Seek out every line containing the word "Igreja", and copy each.

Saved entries
>> Begin

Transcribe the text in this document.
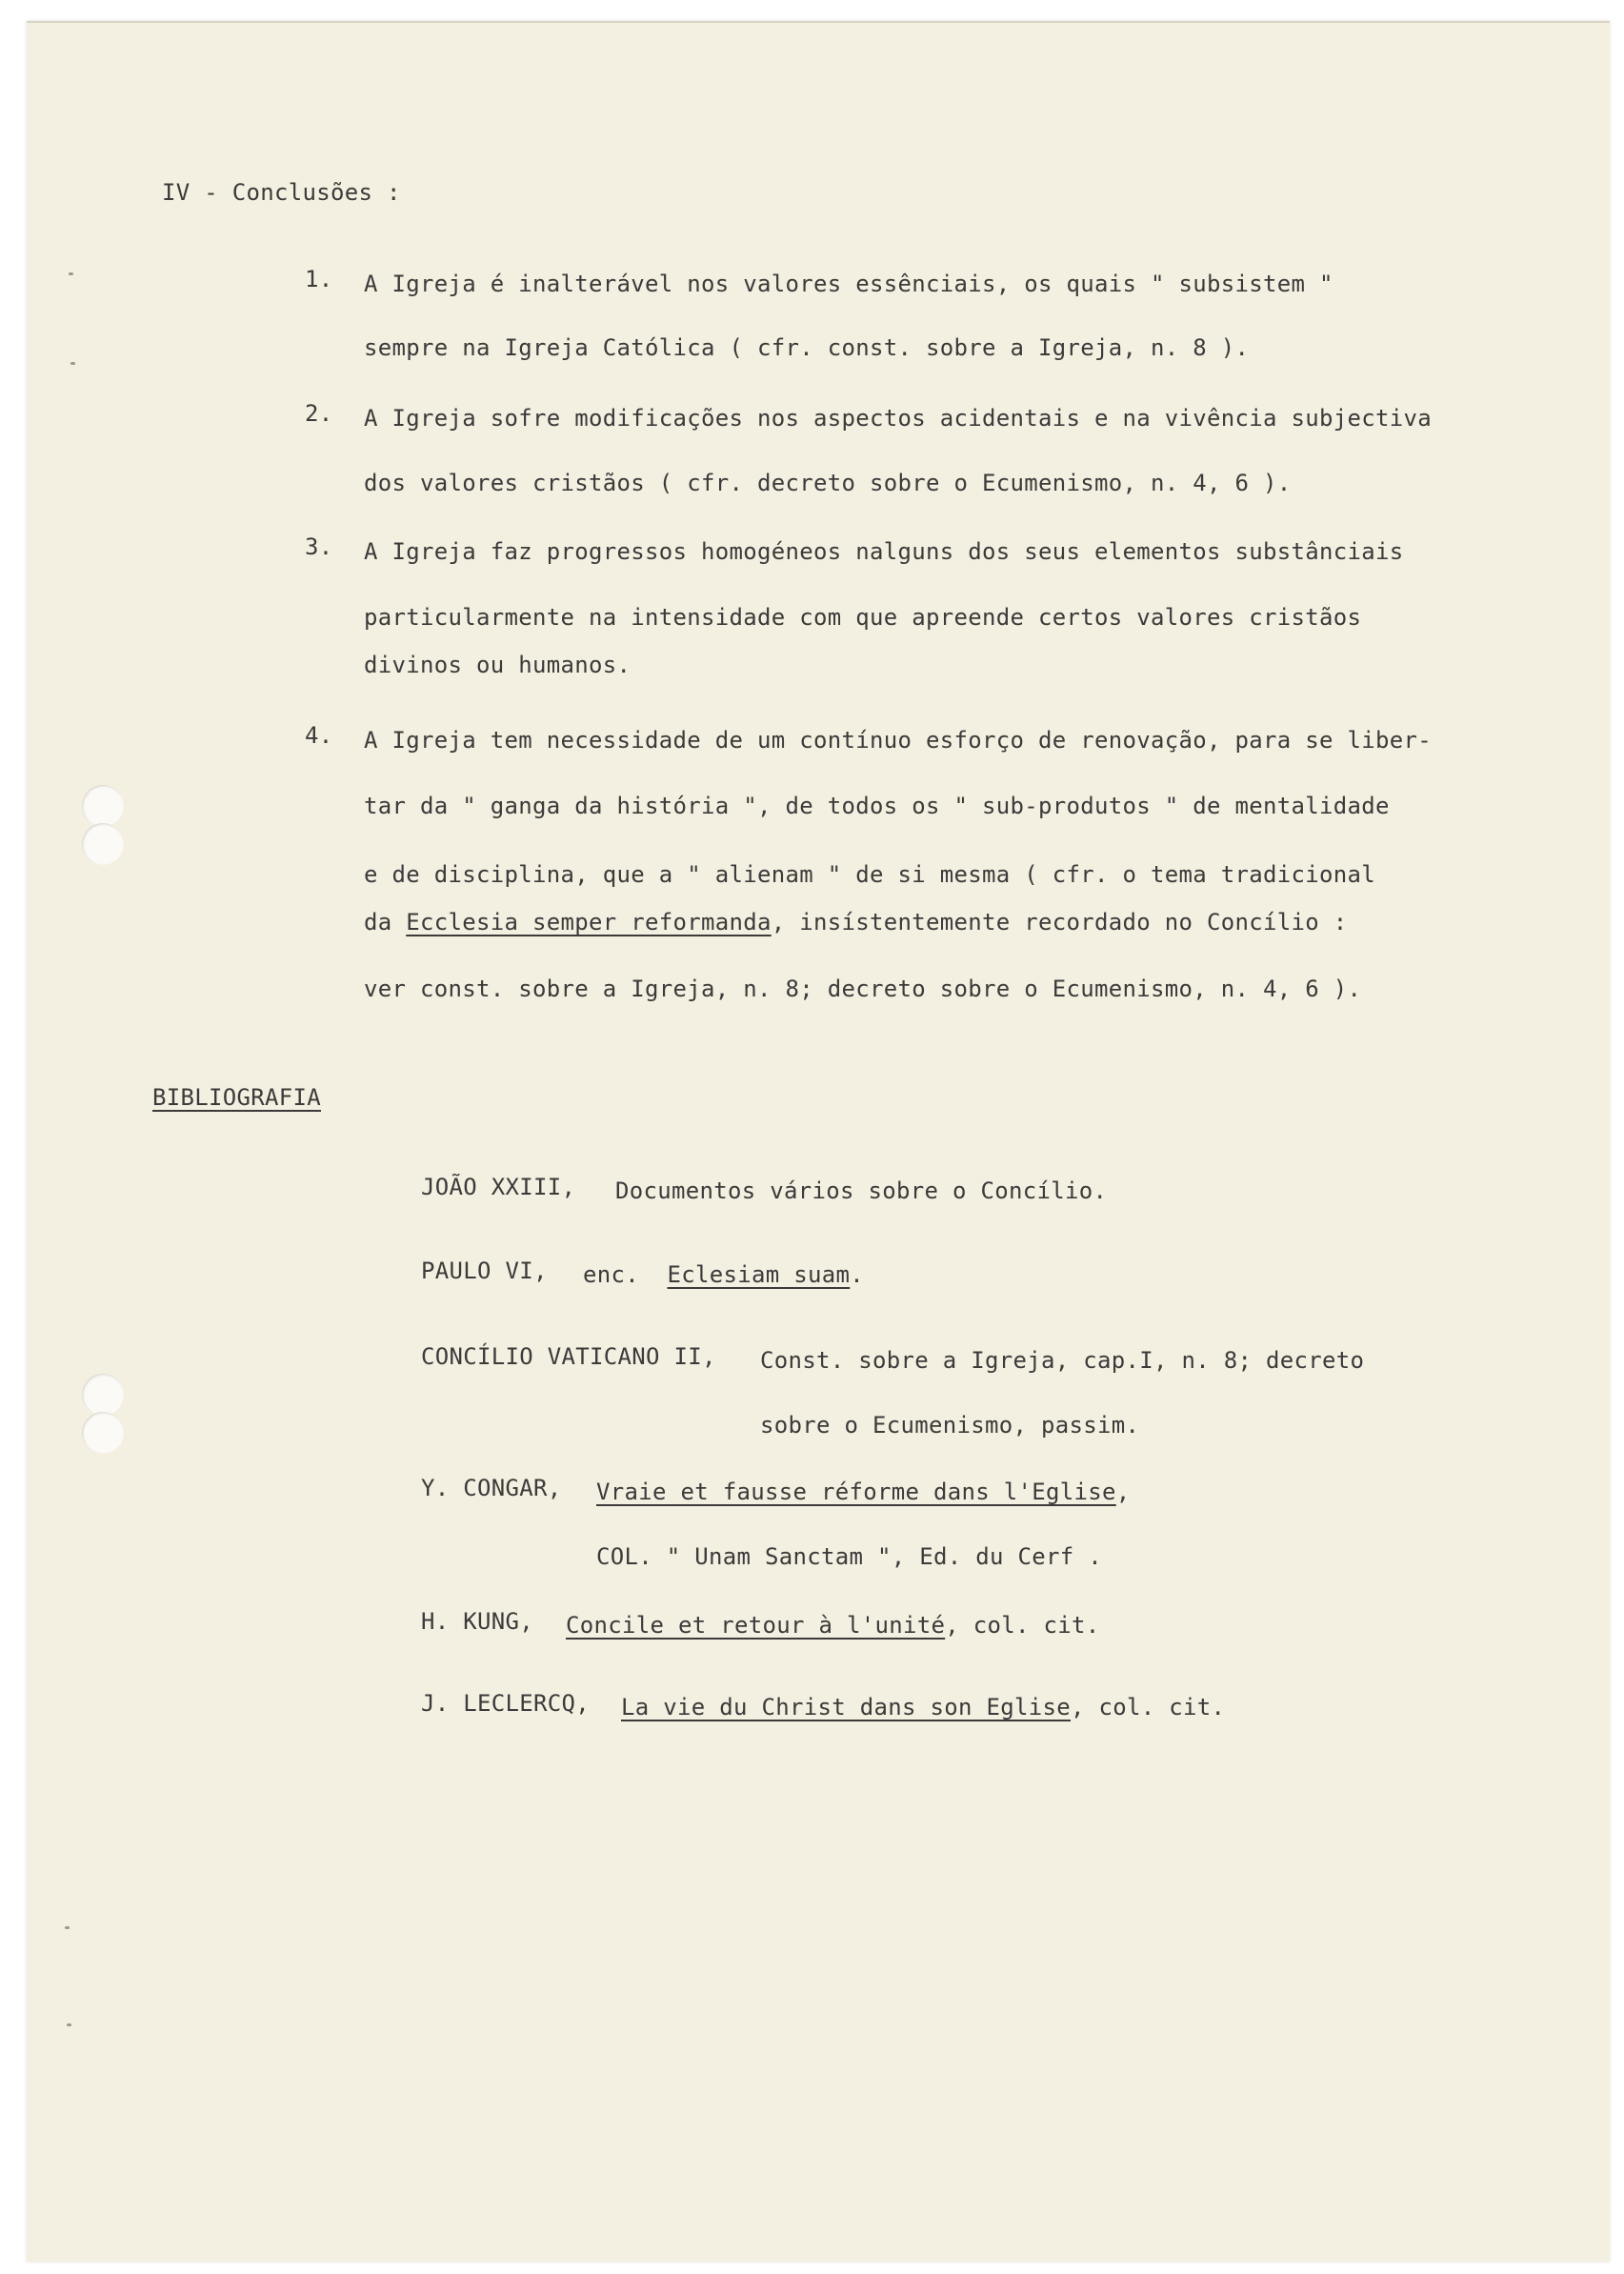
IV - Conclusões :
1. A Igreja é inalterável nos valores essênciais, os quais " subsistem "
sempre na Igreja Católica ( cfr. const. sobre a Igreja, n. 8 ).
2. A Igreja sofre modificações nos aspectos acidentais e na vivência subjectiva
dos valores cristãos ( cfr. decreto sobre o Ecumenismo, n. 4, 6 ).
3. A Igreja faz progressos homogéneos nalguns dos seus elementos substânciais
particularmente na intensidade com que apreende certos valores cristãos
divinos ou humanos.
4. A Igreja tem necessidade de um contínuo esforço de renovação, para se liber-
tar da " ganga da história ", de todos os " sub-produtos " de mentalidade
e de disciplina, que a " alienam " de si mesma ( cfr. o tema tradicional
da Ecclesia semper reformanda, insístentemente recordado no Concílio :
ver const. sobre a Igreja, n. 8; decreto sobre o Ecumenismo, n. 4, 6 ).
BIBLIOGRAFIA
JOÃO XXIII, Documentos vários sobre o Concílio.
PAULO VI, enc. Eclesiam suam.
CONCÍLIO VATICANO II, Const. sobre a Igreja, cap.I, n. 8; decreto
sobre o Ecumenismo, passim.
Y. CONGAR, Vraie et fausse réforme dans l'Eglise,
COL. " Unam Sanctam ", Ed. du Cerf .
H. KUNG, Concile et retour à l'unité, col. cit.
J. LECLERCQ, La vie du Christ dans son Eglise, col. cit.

>> End
>> Begin

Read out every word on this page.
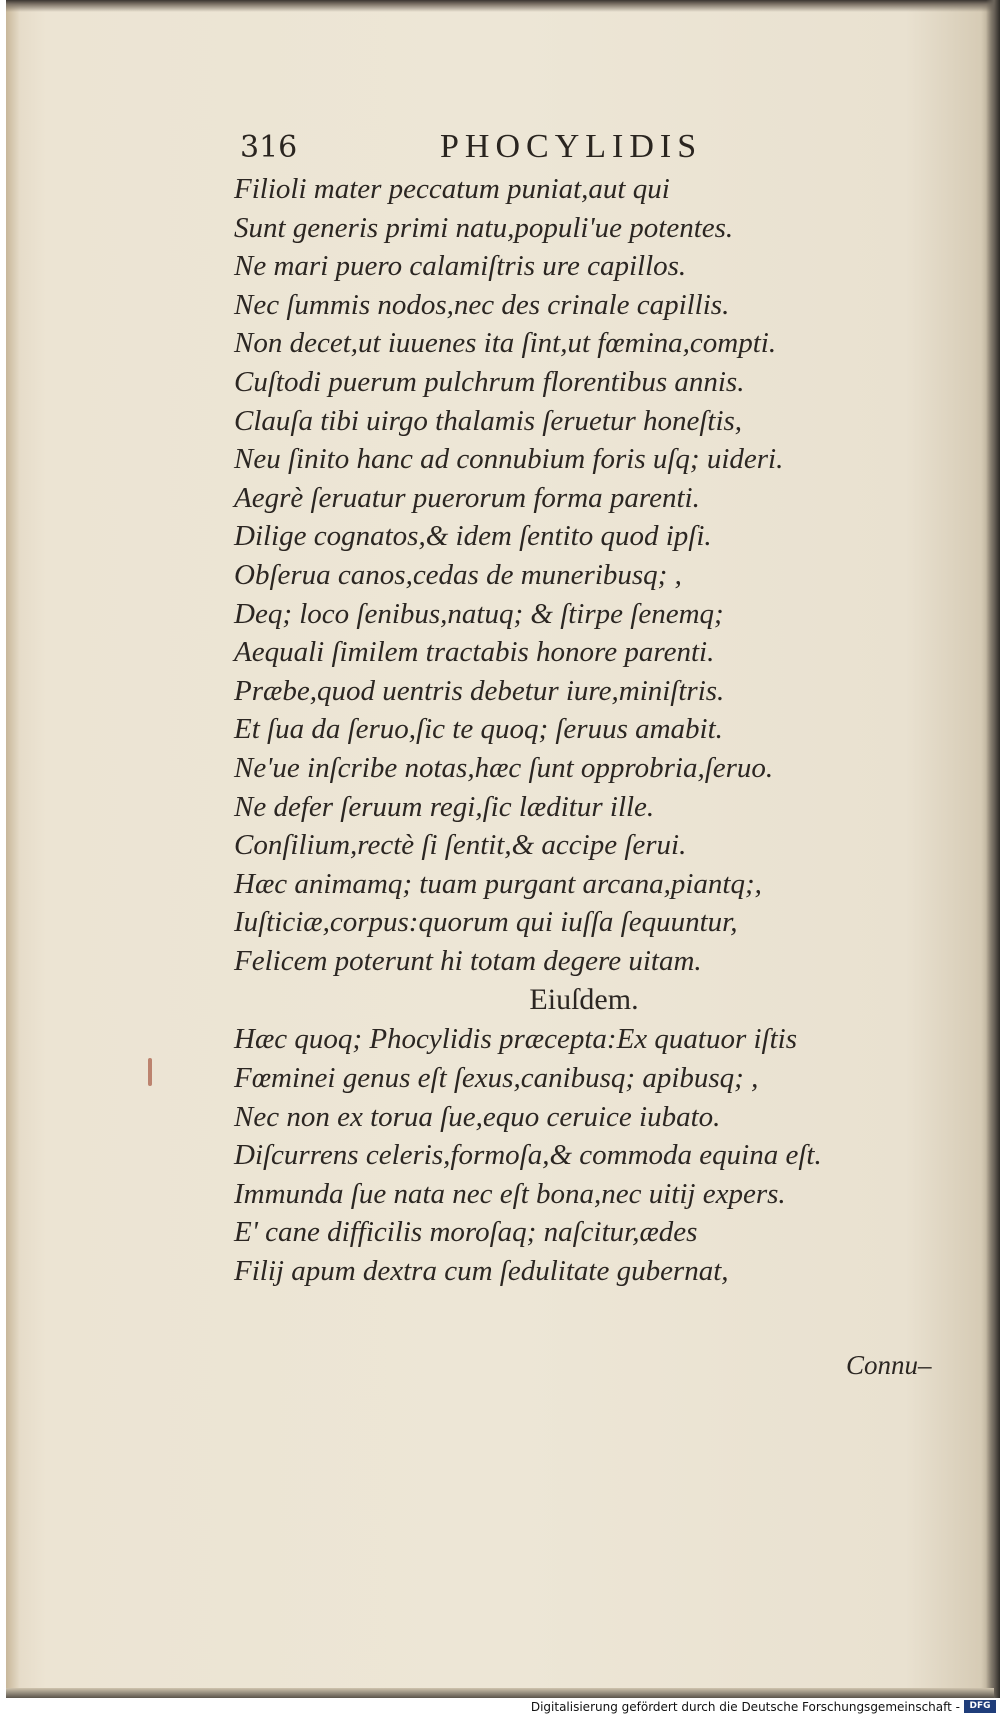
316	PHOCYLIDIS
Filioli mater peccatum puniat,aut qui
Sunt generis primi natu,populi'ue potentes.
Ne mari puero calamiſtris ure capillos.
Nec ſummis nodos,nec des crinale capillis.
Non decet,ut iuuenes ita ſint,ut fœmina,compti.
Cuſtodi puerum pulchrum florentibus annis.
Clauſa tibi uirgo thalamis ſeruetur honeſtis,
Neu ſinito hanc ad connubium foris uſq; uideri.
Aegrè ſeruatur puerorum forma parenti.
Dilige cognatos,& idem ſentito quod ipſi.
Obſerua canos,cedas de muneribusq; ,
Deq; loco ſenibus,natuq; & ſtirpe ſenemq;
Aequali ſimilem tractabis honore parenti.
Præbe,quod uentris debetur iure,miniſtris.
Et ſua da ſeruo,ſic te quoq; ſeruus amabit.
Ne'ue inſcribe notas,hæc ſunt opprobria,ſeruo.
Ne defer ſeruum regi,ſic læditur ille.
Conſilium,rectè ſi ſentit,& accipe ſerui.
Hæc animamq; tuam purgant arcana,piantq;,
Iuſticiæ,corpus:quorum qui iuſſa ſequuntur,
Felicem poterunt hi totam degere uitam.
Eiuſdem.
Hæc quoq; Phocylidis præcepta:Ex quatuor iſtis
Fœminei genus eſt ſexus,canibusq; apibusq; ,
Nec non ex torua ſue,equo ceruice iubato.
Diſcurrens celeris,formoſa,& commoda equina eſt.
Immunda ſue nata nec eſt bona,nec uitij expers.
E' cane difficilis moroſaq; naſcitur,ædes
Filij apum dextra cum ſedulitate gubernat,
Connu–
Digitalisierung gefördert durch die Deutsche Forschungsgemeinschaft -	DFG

>> End

• RESULT FOR THIS EXERCISE:
1. A Igreja é inalterável nos valores essênciais, os quais " subsistem "
sempre na Igreja Católica ( cfr. const. sobre a Igreja, n. 8 ).
2. A Igreja sofre modificações nos aspectos acidentais e na vivência subjectiva
3. A Igreja faz progressos homogéneos nalguns dos seus elementos substânciais
4. A Igreja tem necessidade de um contínuo esforço de renovação, para se liber-
ver const. sobre a Igreja, n. 8; decreto sobre o Ecumenismo, n. 4, 6 ).
CONCÍLIO VATICANO II, Const. sobre a Igreja, cap.I, n. 8; decreto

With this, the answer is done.